Task statement:
Lines containing the word "this" need to be counted. Please reply with how many there are, and nothing else.
──────
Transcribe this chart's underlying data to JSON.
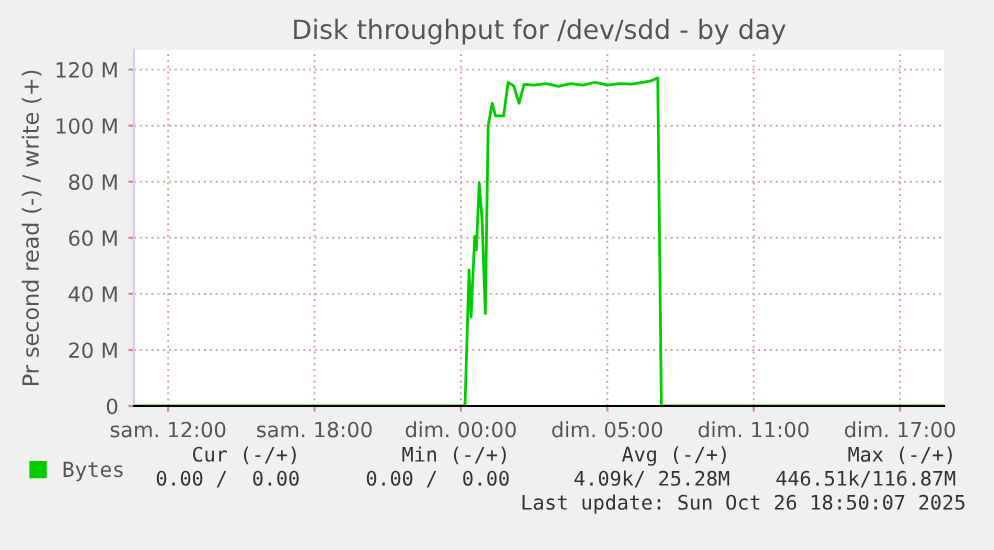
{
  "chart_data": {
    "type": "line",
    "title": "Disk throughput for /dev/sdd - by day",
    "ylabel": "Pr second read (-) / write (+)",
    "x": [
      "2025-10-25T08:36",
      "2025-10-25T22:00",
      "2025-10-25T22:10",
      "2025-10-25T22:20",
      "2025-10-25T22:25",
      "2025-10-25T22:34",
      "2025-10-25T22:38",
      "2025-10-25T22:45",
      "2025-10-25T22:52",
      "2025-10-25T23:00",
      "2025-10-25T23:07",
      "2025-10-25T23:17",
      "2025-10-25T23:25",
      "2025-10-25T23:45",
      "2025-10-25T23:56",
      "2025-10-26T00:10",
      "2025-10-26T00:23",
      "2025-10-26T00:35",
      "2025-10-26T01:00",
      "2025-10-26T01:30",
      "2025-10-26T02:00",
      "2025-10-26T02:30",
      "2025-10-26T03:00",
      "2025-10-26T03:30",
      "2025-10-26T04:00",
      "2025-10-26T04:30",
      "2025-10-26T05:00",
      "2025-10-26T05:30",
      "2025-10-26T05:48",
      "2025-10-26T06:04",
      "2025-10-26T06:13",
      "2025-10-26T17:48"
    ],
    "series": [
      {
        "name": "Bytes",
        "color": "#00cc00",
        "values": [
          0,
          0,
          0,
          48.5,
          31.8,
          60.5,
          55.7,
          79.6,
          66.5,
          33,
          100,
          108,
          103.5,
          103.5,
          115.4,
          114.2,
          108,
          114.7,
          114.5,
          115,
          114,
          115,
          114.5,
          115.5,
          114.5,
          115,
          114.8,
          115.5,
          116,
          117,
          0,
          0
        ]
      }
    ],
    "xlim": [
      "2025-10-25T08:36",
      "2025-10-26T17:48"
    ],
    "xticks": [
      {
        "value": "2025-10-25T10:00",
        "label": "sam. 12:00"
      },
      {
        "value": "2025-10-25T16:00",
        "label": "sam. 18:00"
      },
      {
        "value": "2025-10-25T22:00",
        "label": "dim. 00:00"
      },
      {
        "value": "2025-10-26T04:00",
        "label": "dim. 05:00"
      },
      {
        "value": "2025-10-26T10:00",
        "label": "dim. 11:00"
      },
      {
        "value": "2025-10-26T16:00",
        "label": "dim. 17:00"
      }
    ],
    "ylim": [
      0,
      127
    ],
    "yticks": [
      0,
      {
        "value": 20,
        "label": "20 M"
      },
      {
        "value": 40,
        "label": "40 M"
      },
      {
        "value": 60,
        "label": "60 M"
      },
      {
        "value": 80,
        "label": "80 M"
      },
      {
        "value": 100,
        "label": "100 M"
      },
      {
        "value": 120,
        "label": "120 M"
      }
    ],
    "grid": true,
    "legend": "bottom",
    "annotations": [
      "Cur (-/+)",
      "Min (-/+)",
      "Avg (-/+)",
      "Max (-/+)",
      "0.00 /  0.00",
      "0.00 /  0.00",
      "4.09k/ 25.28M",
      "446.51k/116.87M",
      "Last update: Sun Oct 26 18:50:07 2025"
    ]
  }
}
──────
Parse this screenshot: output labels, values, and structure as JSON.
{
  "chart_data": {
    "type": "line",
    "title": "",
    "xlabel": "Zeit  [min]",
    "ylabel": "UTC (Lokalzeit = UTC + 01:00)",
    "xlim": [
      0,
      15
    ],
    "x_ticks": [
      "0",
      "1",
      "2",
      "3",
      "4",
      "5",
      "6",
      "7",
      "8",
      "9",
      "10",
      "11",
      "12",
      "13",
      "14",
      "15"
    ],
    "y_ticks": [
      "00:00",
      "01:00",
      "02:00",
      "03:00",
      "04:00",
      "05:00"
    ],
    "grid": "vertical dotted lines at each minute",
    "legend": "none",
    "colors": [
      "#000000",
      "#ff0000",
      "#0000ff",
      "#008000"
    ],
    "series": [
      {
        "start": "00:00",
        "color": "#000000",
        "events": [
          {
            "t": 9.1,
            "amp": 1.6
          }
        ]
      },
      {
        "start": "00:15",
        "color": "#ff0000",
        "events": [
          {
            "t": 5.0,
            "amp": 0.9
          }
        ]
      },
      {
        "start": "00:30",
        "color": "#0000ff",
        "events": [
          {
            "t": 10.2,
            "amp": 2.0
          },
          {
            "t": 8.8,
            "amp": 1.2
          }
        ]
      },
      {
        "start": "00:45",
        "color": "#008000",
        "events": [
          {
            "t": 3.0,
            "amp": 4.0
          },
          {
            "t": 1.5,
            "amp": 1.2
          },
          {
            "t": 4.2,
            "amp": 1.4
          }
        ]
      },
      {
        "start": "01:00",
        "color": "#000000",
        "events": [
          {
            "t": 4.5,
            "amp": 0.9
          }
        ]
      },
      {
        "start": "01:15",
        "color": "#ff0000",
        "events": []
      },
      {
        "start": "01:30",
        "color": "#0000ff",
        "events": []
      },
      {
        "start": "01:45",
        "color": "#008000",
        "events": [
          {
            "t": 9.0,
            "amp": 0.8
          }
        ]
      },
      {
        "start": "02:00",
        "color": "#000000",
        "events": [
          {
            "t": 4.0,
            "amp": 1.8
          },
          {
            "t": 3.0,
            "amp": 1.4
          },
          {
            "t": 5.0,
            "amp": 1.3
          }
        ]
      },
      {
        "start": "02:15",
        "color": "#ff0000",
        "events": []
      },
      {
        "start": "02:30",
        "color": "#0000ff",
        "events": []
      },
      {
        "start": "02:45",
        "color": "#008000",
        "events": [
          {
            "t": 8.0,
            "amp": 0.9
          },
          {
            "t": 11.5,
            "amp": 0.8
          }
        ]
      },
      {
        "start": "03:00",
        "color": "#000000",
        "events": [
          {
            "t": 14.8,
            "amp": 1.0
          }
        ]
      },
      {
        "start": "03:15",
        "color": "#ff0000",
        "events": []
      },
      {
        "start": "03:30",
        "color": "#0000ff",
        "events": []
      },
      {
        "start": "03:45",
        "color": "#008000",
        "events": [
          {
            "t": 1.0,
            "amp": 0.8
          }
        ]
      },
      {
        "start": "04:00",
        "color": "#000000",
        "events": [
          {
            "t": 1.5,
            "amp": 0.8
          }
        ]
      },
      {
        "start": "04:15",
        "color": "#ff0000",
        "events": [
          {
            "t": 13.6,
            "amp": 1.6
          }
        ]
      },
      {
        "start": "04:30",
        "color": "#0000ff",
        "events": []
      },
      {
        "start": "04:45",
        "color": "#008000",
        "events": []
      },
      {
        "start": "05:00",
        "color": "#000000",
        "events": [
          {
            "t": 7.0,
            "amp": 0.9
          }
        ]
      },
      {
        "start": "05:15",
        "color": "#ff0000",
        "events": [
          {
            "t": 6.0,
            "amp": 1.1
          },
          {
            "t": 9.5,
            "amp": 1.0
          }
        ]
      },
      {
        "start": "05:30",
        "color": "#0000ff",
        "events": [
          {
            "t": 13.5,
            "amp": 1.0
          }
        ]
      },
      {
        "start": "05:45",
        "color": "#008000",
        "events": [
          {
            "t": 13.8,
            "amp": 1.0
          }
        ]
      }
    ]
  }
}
──────
Output:
2